# Instructions for the task:
Copy out lines with the word "JSON" from the material that follows.

----- Data records -----

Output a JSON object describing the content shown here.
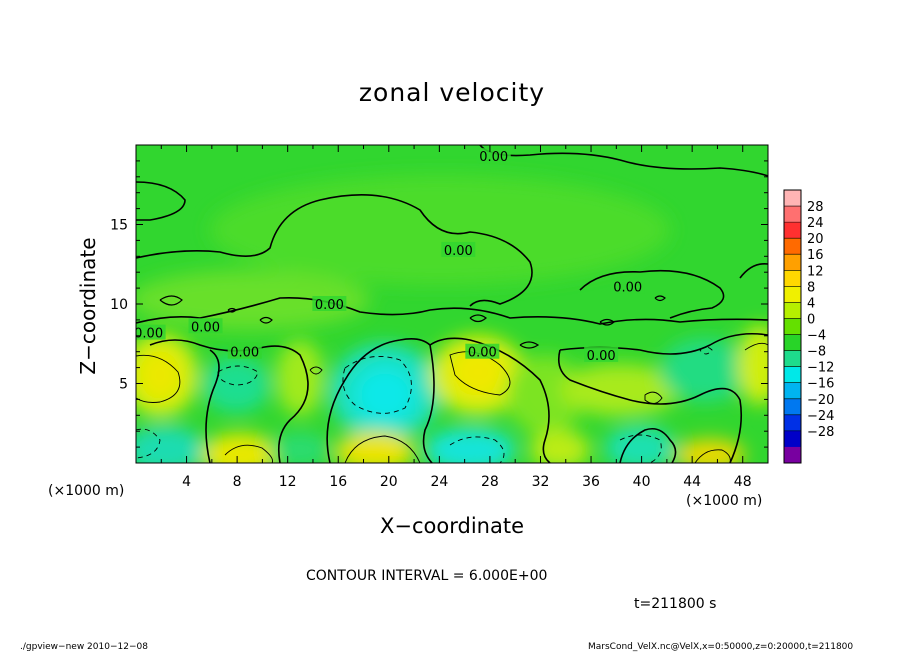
{
  "chart_data": {
    "type": "heatmap",
    "title": "zonal velocity",
    "xlabel": "X−coordinate",
    "ylabel": "Z−coordinate",
    "x_unit_left": "(×1000 m)",
    "x_unit_right": "(×1000 m)",
    "xlim": [
      0,
      50
    ],
    "ylim": [
      0,
      20
    ],
    "x_ticks": [
      "4",
      "8",
      "12",
      "16",
      "20",
      "24",
      "28",
      "32",
      "36",
      "40",
      "44",
      "48"
    ],
    "x_tick_values": [
      4,
      8,
      12,
      16,
      20,
      24,
      28,
      32,
      36,
      40,
      44,
      48
    ],
    "y_ticks": [
      "5",
      "10",
      "15"
    ],
    "y_tick_values": [
      5,
      10,
      15
    ],
    "contour_interval_text": "CONTOUR INTERVAL = 6.000E+00",
    "time_text": "t=211800 s",
    "contour_labels": [
      {
        "text": "0.00",
        "x": 28.3,
        "y": 19.3
      },
      {
        "text": "0.00",
        "x": 25.5,
        "y": 13.4
      },
      {
        "text": "0.00",
        "x": 38.9,
        "y": 11.1
      },
      {
        "text": "0.00",
        "x": 15.3,
        "y": 10.0
      },
      {
        "text": "0.00",
        "x": 5.5,
        "y": 8.6
      },
      {
        "text": "0.00",
        "x": 8.6,
        "y": 7.0
      },
      {
        "text": "0.00",
        "x": 27.4,
        "y": 7.0
      },
      {
        "text": "0.00",
        "x": 36.8,
        "y": 6.8
      },
      {
        "text": "0.00",
        "x": 1.0,
        "y": 8.2
      }
    ],
    "colorbar": {
      "labels": [
        "28",
        "24",
        "20",
        "16",
        "12",
        "8",
        "4",
        "0",
        "−4",
        "−8",
        "−12",
        "−16",
        "−20",
        "−24",
        "−28"
      ],
      "colors": [
        "#ffb4b4",
        "#ff7070",
        "#ff3030",
        "#ff6a00",
        "#ffa000",
        "#ffd800",
        "#f0f000",
        "#b6f000",
        "#64e000",
        "#28d428",
        "#1edc8c",
        "#00e8e8",
        "#00b4f0",
        "#0078f0",
        "#0030e6",
        "#0000c8",
        "#7800a0"
      ]
    }
  },
  "footer": {
    "left": "./gpview−new   2010−12−08",
    "right": "MarsCond_VelX.nc@VelX,x=0:50000,z=0:20000,t=211800"
  }
}
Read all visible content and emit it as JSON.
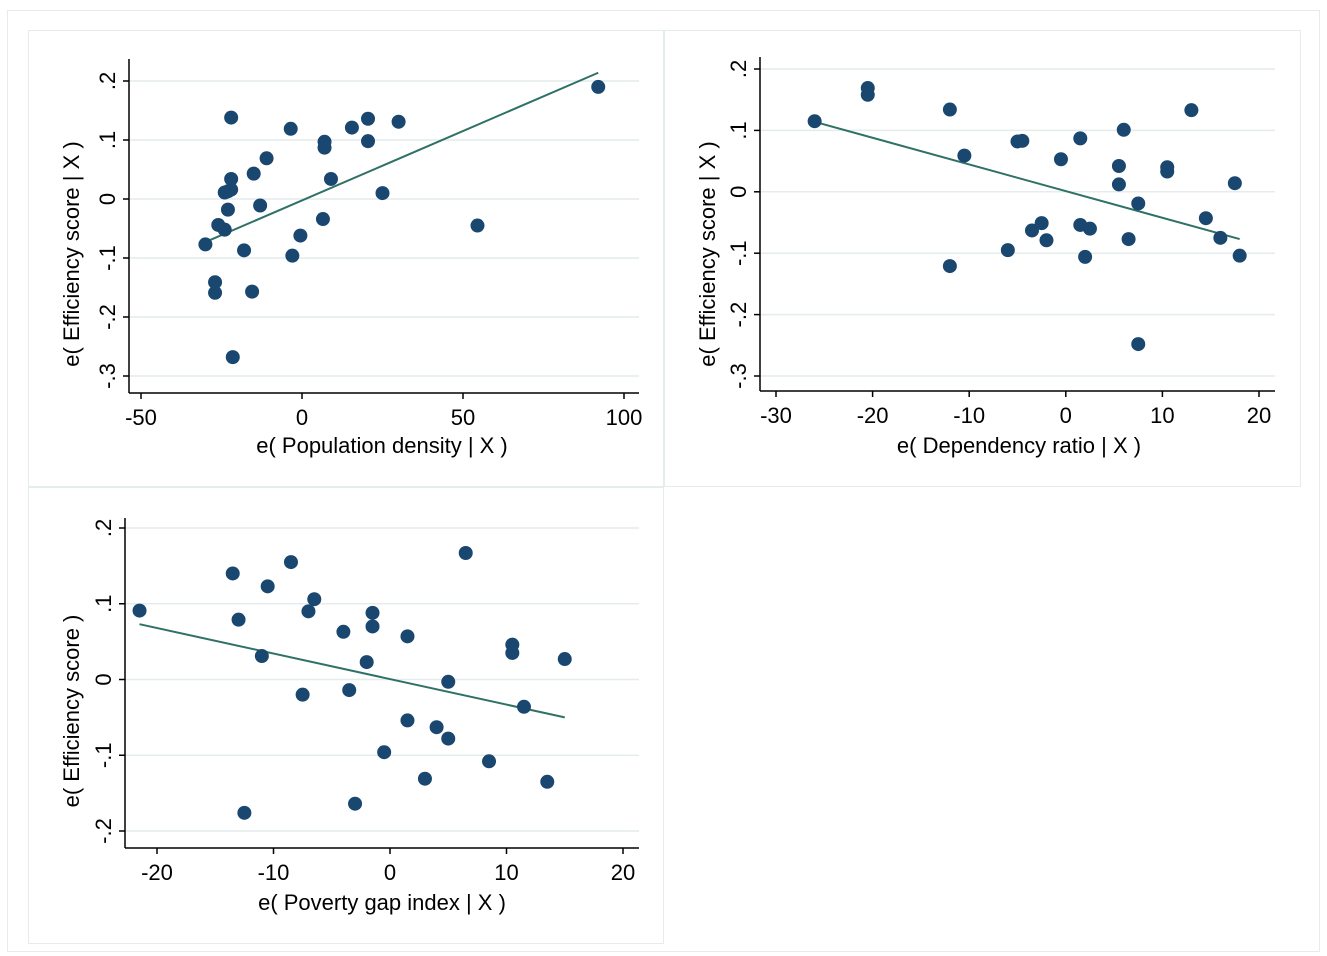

-----

# Solution to this problem:
Output a JSON object describing the content shown here.
Read all visible content and emit it as JSON.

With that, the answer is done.